What to work on: Drop all images and give the records again exactly.

Records contained in a dataset
* * * *
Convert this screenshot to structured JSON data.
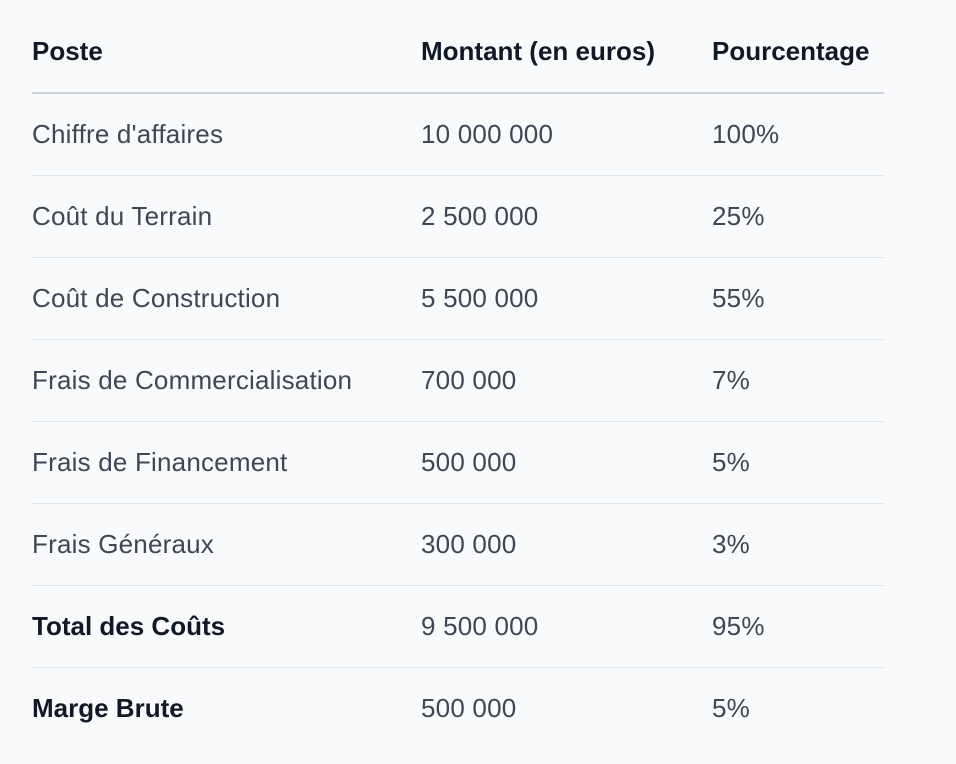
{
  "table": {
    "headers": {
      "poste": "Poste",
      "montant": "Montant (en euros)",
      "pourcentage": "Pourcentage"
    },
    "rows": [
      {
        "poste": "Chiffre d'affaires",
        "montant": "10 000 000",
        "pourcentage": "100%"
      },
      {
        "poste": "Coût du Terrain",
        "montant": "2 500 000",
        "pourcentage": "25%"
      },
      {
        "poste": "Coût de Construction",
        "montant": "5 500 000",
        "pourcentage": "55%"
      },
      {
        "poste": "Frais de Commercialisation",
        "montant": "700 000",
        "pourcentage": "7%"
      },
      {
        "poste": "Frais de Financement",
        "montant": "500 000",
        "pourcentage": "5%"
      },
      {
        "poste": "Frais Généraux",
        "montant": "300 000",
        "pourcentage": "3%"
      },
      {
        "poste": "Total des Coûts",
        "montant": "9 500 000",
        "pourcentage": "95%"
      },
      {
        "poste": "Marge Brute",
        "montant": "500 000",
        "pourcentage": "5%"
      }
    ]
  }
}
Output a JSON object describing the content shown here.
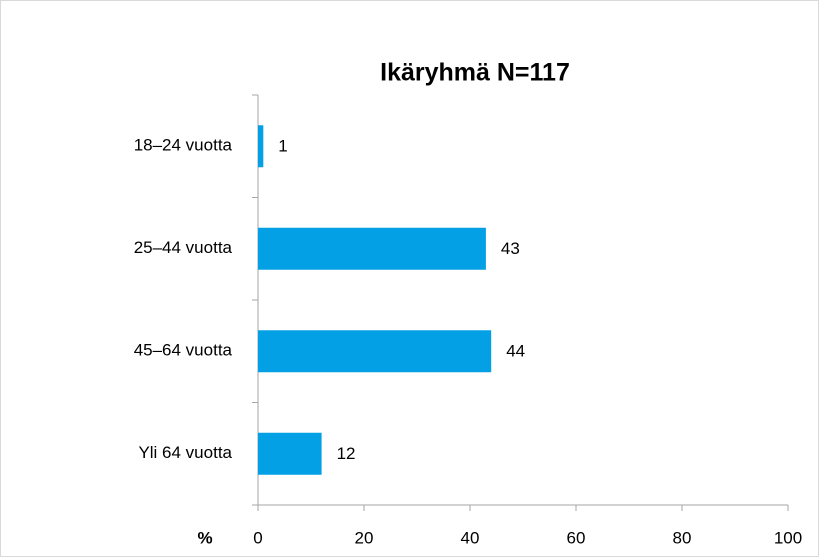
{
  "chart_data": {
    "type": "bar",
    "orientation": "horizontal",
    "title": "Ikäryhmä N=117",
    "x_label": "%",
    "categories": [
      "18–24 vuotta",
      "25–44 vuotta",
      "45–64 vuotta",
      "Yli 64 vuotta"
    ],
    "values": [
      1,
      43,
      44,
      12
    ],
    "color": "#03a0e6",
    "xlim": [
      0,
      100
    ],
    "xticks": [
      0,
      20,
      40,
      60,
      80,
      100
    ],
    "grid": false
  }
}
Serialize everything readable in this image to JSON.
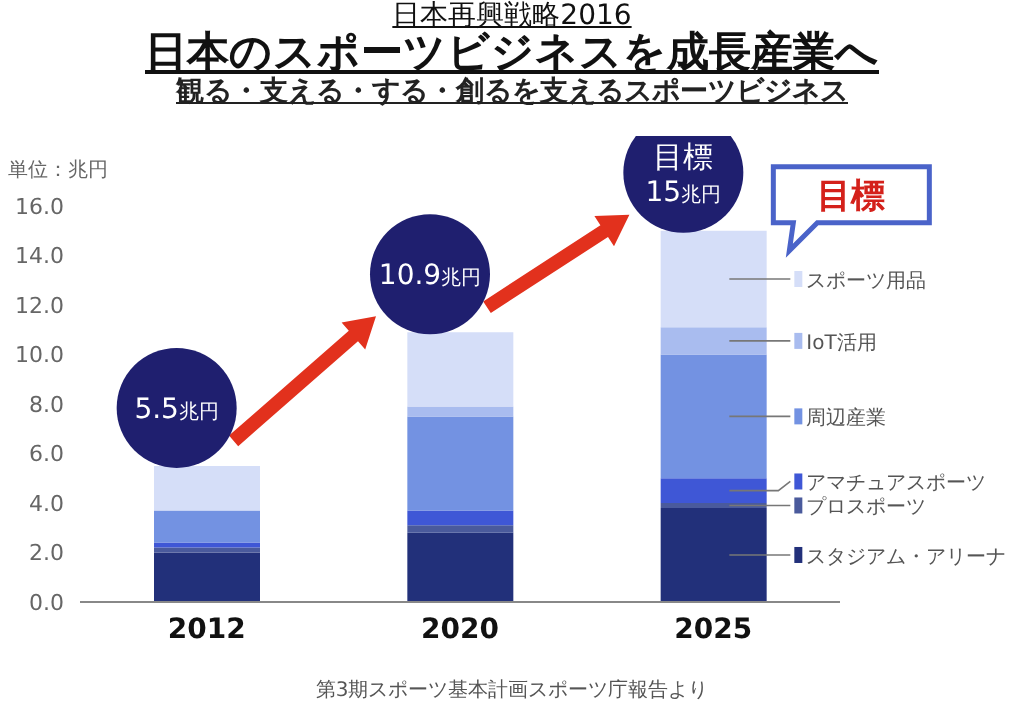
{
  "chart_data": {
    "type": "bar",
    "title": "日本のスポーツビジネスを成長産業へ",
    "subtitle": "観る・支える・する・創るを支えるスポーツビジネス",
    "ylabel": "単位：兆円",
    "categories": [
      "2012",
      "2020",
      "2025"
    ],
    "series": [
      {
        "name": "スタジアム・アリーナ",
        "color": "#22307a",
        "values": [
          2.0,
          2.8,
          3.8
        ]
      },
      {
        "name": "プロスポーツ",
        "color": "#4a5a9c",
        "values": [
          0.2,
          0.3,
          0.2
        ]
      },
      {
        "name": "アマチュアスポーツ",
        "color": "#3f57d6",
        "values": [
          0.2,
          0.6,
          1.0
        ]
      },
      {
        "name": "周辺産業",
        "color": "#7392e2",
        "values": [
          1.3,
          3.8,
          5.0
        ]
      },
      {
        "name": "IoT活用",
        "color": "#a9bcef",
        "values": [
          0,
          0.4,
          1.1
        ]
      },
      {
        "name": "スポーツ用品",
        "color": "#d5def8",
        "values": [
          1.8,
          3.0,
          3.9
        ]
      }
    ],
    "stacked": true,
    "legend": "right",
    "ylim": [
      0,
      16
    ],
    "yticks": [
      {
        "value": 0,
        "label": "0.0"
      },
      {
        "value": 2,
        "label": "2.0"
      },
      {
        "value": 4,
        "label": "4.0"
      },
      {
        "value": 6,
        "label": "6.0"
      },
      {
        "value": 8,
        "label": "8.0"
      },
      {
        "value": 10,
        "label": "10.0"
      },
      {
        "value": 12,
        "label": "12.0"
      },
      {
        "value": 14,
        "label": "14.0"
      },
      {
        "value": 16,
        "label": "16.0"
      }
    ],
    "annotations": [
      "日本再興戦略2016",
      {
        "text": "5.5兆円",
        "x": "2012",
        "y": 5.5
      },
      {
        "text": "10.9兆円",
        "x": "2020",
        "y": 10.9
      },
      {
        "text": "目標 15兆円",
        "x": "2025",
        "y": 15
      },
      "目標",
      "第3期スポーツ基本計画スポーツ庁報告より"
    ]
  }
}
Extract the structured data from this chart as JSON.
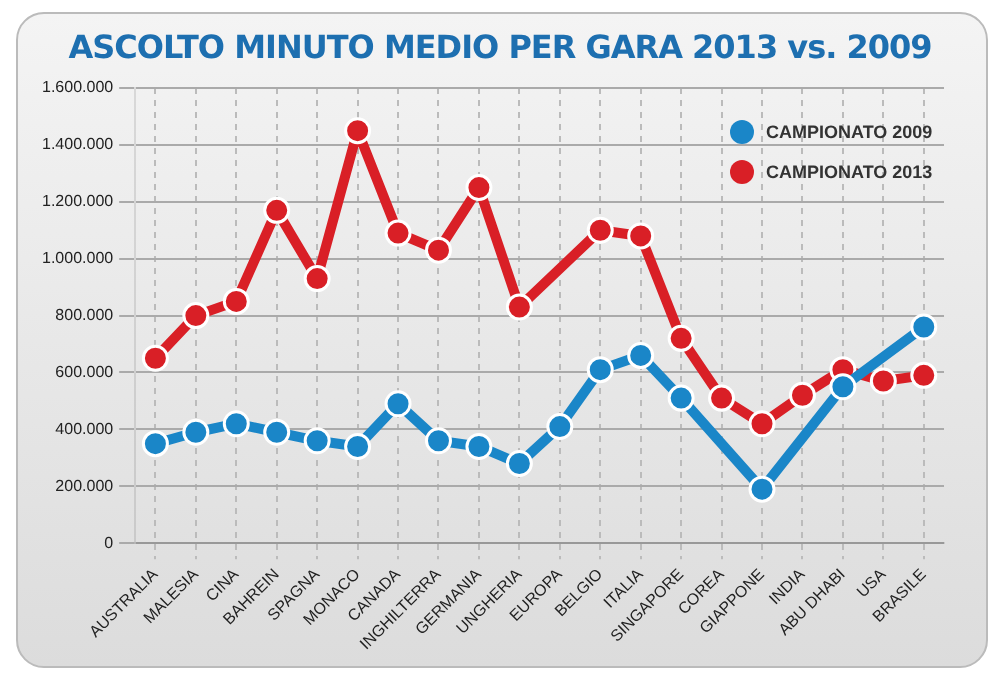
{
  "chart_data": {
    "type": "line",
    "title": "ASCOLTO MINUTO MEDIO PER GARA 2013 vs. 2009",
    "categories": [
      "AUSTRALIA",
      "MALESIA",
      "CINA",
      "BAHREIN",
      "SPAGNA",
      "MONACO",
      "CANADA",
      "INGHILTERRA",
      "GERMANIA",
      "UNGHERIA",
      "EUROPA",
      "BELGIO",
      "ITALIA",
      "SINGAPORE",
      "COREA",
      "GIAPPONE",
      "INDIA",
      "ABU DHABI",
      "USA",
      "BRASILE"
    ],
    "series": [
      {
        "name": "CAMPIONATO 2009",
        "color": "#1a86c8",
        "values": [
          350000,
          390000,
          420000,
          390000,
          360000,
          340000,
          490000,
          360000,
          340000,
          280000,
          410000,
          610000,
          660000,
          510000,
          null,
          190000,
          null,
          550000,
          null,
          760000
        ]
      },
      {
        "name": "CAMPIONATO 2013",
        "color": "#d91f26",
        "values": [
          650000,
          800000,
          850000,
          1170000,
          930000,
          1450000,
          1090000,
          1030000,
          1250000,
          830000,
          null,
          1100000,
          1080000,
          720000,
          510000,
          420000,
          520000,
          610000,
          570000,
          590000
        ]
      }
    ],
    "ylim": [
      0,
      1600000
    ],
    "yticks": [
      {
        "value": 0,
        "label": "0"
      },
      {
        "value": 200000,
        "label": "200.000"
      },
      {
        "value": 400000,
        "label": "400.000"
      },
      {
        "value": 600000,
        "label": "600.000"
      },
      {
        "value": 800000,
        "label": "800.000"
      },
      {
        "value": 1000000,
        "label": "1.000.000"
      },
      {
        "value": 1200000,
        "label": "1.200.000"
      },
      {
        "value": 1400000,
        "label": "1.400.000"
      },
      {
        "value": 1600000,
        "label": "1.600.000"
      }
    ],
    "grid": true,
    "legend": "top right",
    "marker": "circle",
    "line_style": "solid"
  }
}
* * * *
Answer to the task:
Convert this screenshot to structured JSON data.
{
  "table": {
    "headers": {
      "poste": "Poste",
      "montant": "Montant (en euros)",
      "pourcentage": "Pourcentage"
    },
    "rows": [
      {
        "poste": "Chiffre d'affaires",
        "montant": "10 000 000",
        "pourcentage": "100%"
      },
      {
        "poste": "Coût du Terrain",
        "montant": "2 500 000",
        "pourcentage": "25%"
      },
      {
        "poste": "Coût de Construction",
        "montant": "5 500 000",
        "pourcentage": "55%"
      },
      {
        "poste": "Frais de Commercialisation",
        "montant": "700 000",
        "pourcentage": "7%"
      },
      {
        "poste": "Frais de Financement",
        "montant": "500 000",
        "pourcentage": "5%"
      },
      {
        "poste": "Frais Généraux",
        "montant": "300 000",
        "pourcentage": "3%"
      },
      {
        "poste": "Total des Coûts",
        "montant": "9 500 000",
        "pourcentage": "95%"
      },
      {
        "poste": "Marge Brute",
        "montant": "500 000",
        "pourcentage": "5%"
      }
    ]
  }
}
Output a JSON object describing the content shown here.
{
  "chart_data": {
    "type": "bar",
    "orientation": "horizontal",
    "title": "Ikäryhmä N=117",
    "x_label": "%",
    "categories": [
      "18–24 vuotta",
      "25–44 vuotta",
      "45–64 vuotta",
      "Yli 64 vuotta"
    ],
    "values": [
      1,
      43,
      44,
      12
    ],
    "color": "#03a0e6",
    "xlim": [
      0,
      100
    ],
    "xticks": [
      0,
      20,
      40,
      60,
      80,
      100
    ],
    "grid": false
  }
}
Serialize everything readable in this image to JSON.
{
  "chart_data": {
    "type": "bar",
    "title": "日本のスポーツビジネスを成長産業へ",
    "subtitle": "観る・支える・する・創るを支えるスポーツビジネス",
    "ylabel": "単位：兆円",
    "categories": [
      "2012",
      "2020",
      "2025"
    ],
    "series": [
      {
        "name": "スタジアム・アリーナ",
        "color": "#22307a",
        "values": [
          2.0,
          2.8,
          3.8
        ]
      },
      {
        "name": "プロスポーツ",
        "color": "#4a5a9c",
        "values": [
          0.2,
          0.3,
          0.2
        ]
      },
      {
        "name": "アマチュアスポーツ",
        "color": "#3f57d6",
        "values": [
          0.2,
          0.6,
          1.0
        ]
      },
      {
        "name": "周辺産業",
        "color": "#7392e2",
        "values": [
          1.3,
          3.8,
          5.0
        ]
      },
      {
        "name": "IoT活用",
        "color": "#a9bcef",
        "values": [
          0,
          0.4,
          1.1
        ]
      },
      {
        "name": "スポーツ用品",
        "color": "#d5def8",
        "values": [
          1.8,
          3.0,
          3.9
        ]
      }
    ],
    "stacked": true,
    "legend": "right",
    "ylim": [
      0,
      16
    ],
    "yticks": [
      {
        "value": 0,
        "label": "0.0"
      },
      {
        "value": 2,
        "label": "2.0"
      },
      {
        "value": 4,
        "label": "4.0"
      },
      {
        "value": 6,
        "label": "6.0"
      },
      {
        "value": 8,
        "label": "8.0"
      },
      {
        "value": 10,
        "label": "10.0"
      },
      {
        "value": 12,
        "label": "12.0"
      },
      {
        "value": 14,
        "label": "14.0"
      },
      {
        "value": 16,
        "label": "16.0"
      }
    ],
    "annotations": [
      "日本再興戦略2016",
      {
        "text": "5.5兆円",
        "x": "2012",
        "y": 5.5
      },
      {
        "text": "10.9兆円",
        "x": "2020",
        "y": 10.9
      },
      {
        "text": "目標 15兆円",
        "x": "2025",
        "y": 15
      },
      "目標",
      "第3期スポーツ基本計画スポーツ庁報告より"
    ]
  }
}
Extract the structured data from this chart as JSON.
{
  "chart_data": {
    "type": "line",
    "title": "ASCOLTO MINUTO MEDIO PER GARA 2013 vs. 2009",
    "categories": [
      "AUSTRALIA",
      "MALESIA",
      "CINA",
      "BAHREIN",
      "SPAGNA",
      "MONACO",
      "CANADA",
      "INGHILTERRA",
      "GERMANIA",
      "UNGHERIA",
      "EUROPA",
      "BELGIO",
      "ITALIA",
      "SINGAPORE",
      "COREA",
      "GIAPPONE",
      "INDIA",
      "ABU DHABI",
      "USA",
      "BRASILE"
    ],
    "series": [
      {
        "name": "CAMPIONATO 2009",
        "color": "#1a86c8",
        "values": [
          350000,
          390000,
          420000,
          390000,
          360000,
          340000,
          490000,
          360000,
          340000,
          280000,
          410000,
          610000,
          660000,
          510000,
          null,
          190000,
          null,
          550000,
          null,
          760000
        ]
      },
      {
        "name": "CAMPIONATO 2013",
        "color": "#d91f26",
        "values": [
          650000,
          800000,
          850000,
          1170000,
          930000,
          1450000,
          1090000,
          1030000,
          1250000,
          830000,
          null,
          1100000,
          1080000,
          720000,
          510000,
          420000,
          520000,
          610000,
          570000,
          590000
        ]
      }
    ],
    "ylim": [
      0,
      1600000
    ],
    "yticks": [
      {
        "value": 0,
        "label": "0"
      },
      {
        "value": 200000,
        "label": "200.000"
      },
      {
        "value": 400000,
        "label": "400.000"
      },
      {
        "value": 600000,
        "label": "600.000"
      },
      {
        "value": 800000,
        "label": "800.000"
      },
      {
        "value": 1000000,
        "label": "1.000.000"
      },
      {
        "value": 1200000,
        "label": "1.200.000"
      },
      {
        "value": 1400000,
        "label": "1.400.000"
      },
      {
        "value": 1600000,
        "label": "1.600.000"
      }
    ],
    "grid": true,
    "legend": "top right",
    "marker": "circle",
    "line_style": "solid"
  }
}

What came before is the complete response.